Saved entries
★ ★ ★

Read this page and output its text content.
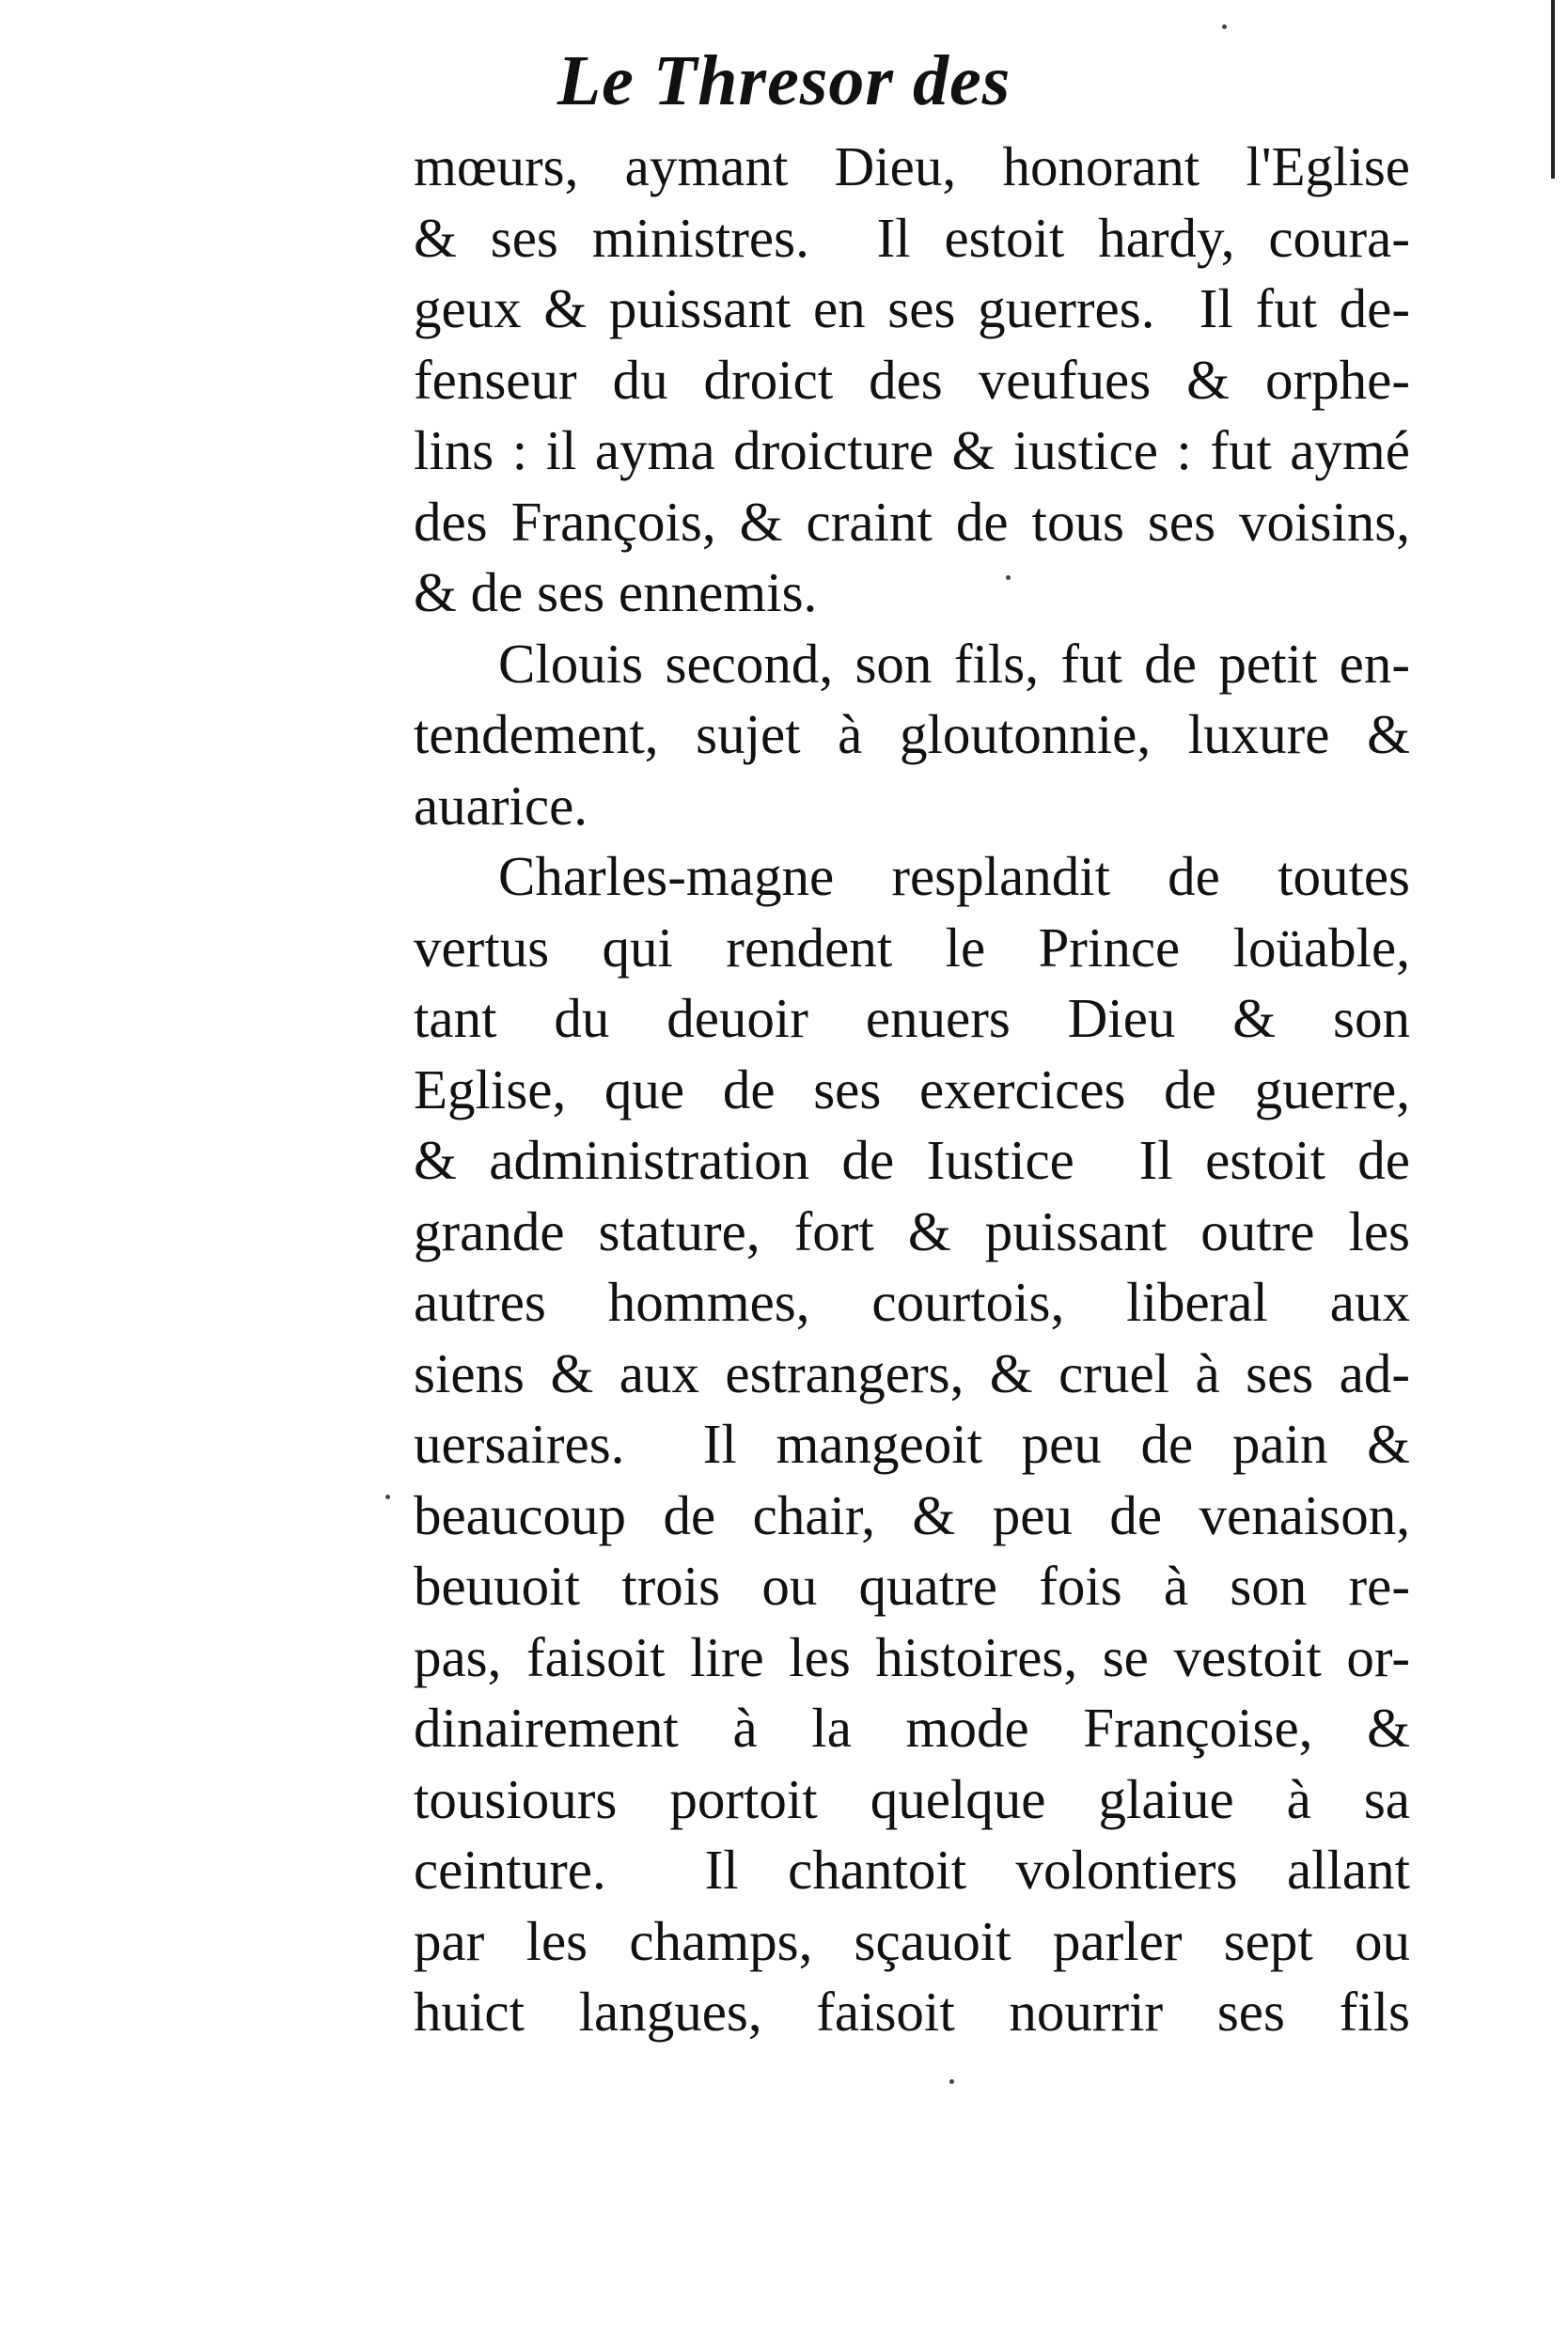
Le Thresor des
mœurs, aymant Dieu, honorant l'Eglise
& ses ministres.  Il estoit hardy, coura-
geux & puissant en ses guerres.  Il fut de-
fenseur du droict des veufues & orphe-
lins : il ayma droicture & iustice : fut aymé
des François, & craint de tous ses voisins,
& de ses ennemis.
Clouis second, son fils, fut de petit en-
tendement, sujet à gloutonnie, luxure &
auarice.
Charles-magne resplandit de toutes
vertus qui rendent le Prince loüable,
tant du deuoir enuers Dieu & son
Eglise, que de ses exercices de guerre,
& administration de Iustice  Il estoit de
grande stature, fort & puissant outre les
autres hommes, courtois, liberal aux
siens & aux estrangers, & cruel à ses ad-
uersaires.  Il mangeoit peu de pain &
beaucoup de chair, & peu de venaison,
beuuoit trois ou quatre fois à son re-
pas, faisoit lire les histoires, se vestoit or-
dinairement à la mode Françoise, &
tousiours portoit quelque glaiue à sa
ceinture.  Il chantoit volontiers allant
par les champs, sçauoit parler sept ou
huict langues, faisoit nourrir ses fils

★ ★ ★

Go through the material above and print all of it exactly, except the pictures.

**TASK RESPONSE**
Read this page and output its text content.
Le Thresor des
mœurs, aymant Dieu, honorant l'Eglise
& ses ministres.  Il estoit hardy, coura-
geux & puissant en ses guerres.  Il fut de-
fenseur du droict des veufues & orphe-
lins : il ayma droicture & iustice : fut aymé
des François, & craint de tous ses voisins,
& de ses ennemis.
Clouis second, son fils, fut de petit en-
tendement, sujet à gloutonnie, luxure &
auarice.
Charles-magne resplandit de toutes
vertus qui rendent le Prince loüable,
tant du deuoir enuers Dieu & son
Eglise, que de ses exercices de guerre,
& administration de Iustice  Il estoit de
grande stature, fort & puissant outre les
autres hommes, courtois, liberal aux
siens & aux estrangers, & cruel à ses ad-
uersaires.  Il mangeoit peu de pain &
beaucoup de chair, & peu de venaison,
beuuoit trois ou quatre fois à son re-
pas, faisoit lire les histoires, se vestoit or-
dinairement à la mode Françoise, &
tousiours portoit quelque glaiue à sa
ceinture.  Il chantoit volontiers allant
par les champs, sçauoit parler sept ou
huict langues, faisoit nourrir ses fils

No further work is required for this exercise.